◆ **Excerpt to read**:
****************************************

A conversation with an Oslo-based architect Jonas Løland

Jonas Løland is an Oslo-based architect who is collaborating with Latvian artist Elza Sīle to create the ambiguous artwork Garden Party. The joint installation is part of the LOW off-site group show Synchronicities – a contemporary hybrid flirting with art, performance and architecture that also sorts out the clashes and overlap between spiritual awakening trends versus social awareness. To partly maintain the term’s originally mystical undertone, viewers are invited to perceive the ambivalent “synchronicities” of the show not only using active sight but also with their “gut feeling”.

Elza Sīle’s and Jonas Løland’s Garden Party investigates hidden meanings while they themselves learn the art of concealment. With associative visual code maneuvers and visual strategies, they both turn to the “alchemy of joining things that don’t really go together”. By using vastly different methods and materials and constantly seeking connections, the two artists are engaged in similar inquiry into forms of spatial illusion that generate perceptual experiences. They are confidently experimenting with painting and architecture, and by using these edgy gestures, Løland and Sīle have created an outstanding paraphrase about civilian leisure activities, animal traps and military actions. Echoes from the past, signs from the present, and visual sequences of aesthetic selections sourced from one’s mind are all presented in the web of this artist-made macrocosm.

****************************************

◆ **Stored data**:
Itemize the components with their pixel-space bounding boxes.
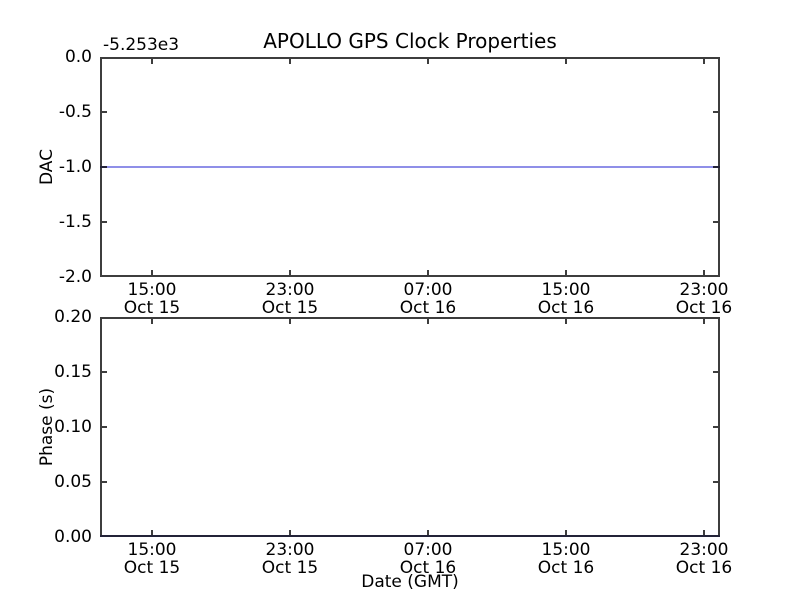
x-tick-date: Oct 15 [123,298,181,318]
x-tick-time: 15:00 [127,280,177,300]
y-tick-label: 0.15 [54,362,92,382]
x-tick-time: 23:00 [679,280,729,300]
x-tick-date: Oct 16 [537,558,595,578]
x-tick-label: 23:00 Oct 15 [262,281,318,317]
dac-line [100,166,720,168]
x-tick-label: 15:00 Oct 16 [538,541,594,577]
x-tick-time: 23:00 [265,280,315,300]
x-tick-mark [289,270,291,277]
y-tick-label: 0.10 [54,417,92,437]
phase-axes: Phase (s) 15:00 Oct 15 23:00 Oct 15 07:00 Oct… [37,308,732,577]
y-tick-mark [100,221,107,223]
axis-spine-top [100,317,720,319]
x-tick-mark [565,57,567,64]
y-tick-mark [100,317,107,319]
x-tick-label: 15:00 Oct 15 [124,541,180,577]
x-tick-mark [427,530,429,537]
x-tick-time: 23:00 [265,540,315,560]
axis-spine-bottom [100,275,720,277]
x-tick-mark [427,317,429,324]
y-tick-mark [100,426,107,428]
x-tick-mark [703,270,705,277]
x-tick-date: Oct 15 [261,558,319,578]
y-axis-label-dac: DAC [37,149,57,185]
x-tick-date: Oct 16 [399,558,457,578]
chart-title: APOLLO GPS Clock Properties [263,29,557,53]
x-tick-date: Oct 16 [399,298,457,318]
y-tick-mark [713,426,720,428]
y-tick-label: 0.05 [54,472,92,492]
x-tick-mark [289,317,291,324]
x-axis-label: Date (GMT) [361,572,459,592]
x-tick-mark [151,270,153,277]
y-tick-label: 0.20 [54,307,92,327]
x-tick-label: 23:00 Oct 15 [262,541,318,577]
y-tick-mark [713,317,720,319]
y-tick-mark [713,57,720,59]
x-tick-mark [703,317,705,324]
x-tick-time: 15:00 [541,540,591,560]
x-tick-mark [151,530,153,537]
y-tick-mark [100,371,107,373]
dac-axes: -5.253e3 DAC 15:00 Oct 15 23:00 Oct 15 07:00… [37,36,732,317]
y-tick-mark [100,57,107,59]
x-tick-time: 07:00 [403,540,453,560]
y-tick-mark [713,371,720,373]
x-tick-date: Oct 15 [261,298,319,318]
x-tick-mark [703,57,705,64]
x-tick-label: 15:00 Oct 15 [124,281,180,317]
y-tick-mark [713,275,720,277]
x-tick-mark [151,57,153,64]
x-tick-label: 23:00 Oct 16 [676,541,732,577]
x-tick-time: 07:00 [403,280,453,300]
x-tick-mark [427,270,429,277]
x-tick-label: 07:00 Oct 16 [400,541,456,577]
axis-spine-top [100,57,720,59]
x-tick-date: Oct 16 [537,298,595,318]
x-tick-time: 15:00 [127,540,177,560]
y-tick-mark [713,221,720,223]
y-tick-label: -0.5 [58,102,92,122]
y-axis-offset-text: -5.253e3 [103,35,180,55]
y-tick-mark [713,111,720,113]
y-tick-mark [100,481,107,483]
x-tick-time: 15:00 [541,280,591,300]
x-tick-mark [289,530,291,537]
x-tick-date: Oct 16 [675,298,733,318]
x-tick-label: 15:00 Oct 16 [538,281,594,317]
x-tick-date: Oct 16 [675,558,733,578]
x-tick-mark [565,270,567,277]
x-tick-mark [703,530,705,537]
y-tick-label: -1.5 [58,212,92,232]
x-tick-label: 07:00 Oct 16 [400,281,456,317]
phase-line [100,535,720,537]
x-tick-date: Oct 15 [123,558,181,578]
y-tick-label: 0.0 [64,47,92,67]
x-tick-mark [151,317,153,324]
x-tick-mark [565,317,567,324]
x-tick-mark [565,530,567,537]
x-tick-label: 23:00 Oct 16 [676,281,732,317]
x-tick-time: 23:00 [679,540,729,560]
y-tick-mark [100,111,107,113]
y-tick-mark [100,275,107,277]
y-tick-label: -2.0 [58,267,92,287]
x-tick-mark [427,57,429,64]
y-tick-mark [713,481,720,483]
y-tick-label: -1.0 [58,157,92,177]
x-tick-mark [289,57,291,64]
y-tick-label: 0.00 [54,527,92,547]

****************************************

◆ **Brief**:
Extend the excerpt about Jonas Løland and the Garden Party installation, starting right after its last sentence. The data here were taken from a separate source, not from the excerpt about Garden Party.

◆ **The reply**:
Please expand on the story of how your collaboration with Elza Sīle began. You were already planning some sort of “special operation” long before I invited you both to take part in the Synchronicities project, were you not?

I can neither confirm nor deny the existence of any intended or executed “special operation”.

We first met during my architectural studies in Oslo in the studio of Neven Fuchs. Her partner at the time, Juris Strangots, and I became great friends and he introduced us. She was a fixture in the studio space and used it to work on her art and attend lectures, etc. Similar to the classic scene of the janitor solving the equation left on the blackboard, it was painfully obvious that she was one of the stronger students without actually being a student at the school. Years later, while I was working in Switzerland, we started getting more involved and testing possible collaborations. The most notable being the current Garden Party at LOW.

Jonas Løland and Elza Sīle during the installation of Garden Party

Elza and you are, of course, very different stylistically, but quite a match at the same time, like two pieces from a puzzle. Where do your and Elza’s perspectives cross, and where do they diverge in a complementary way?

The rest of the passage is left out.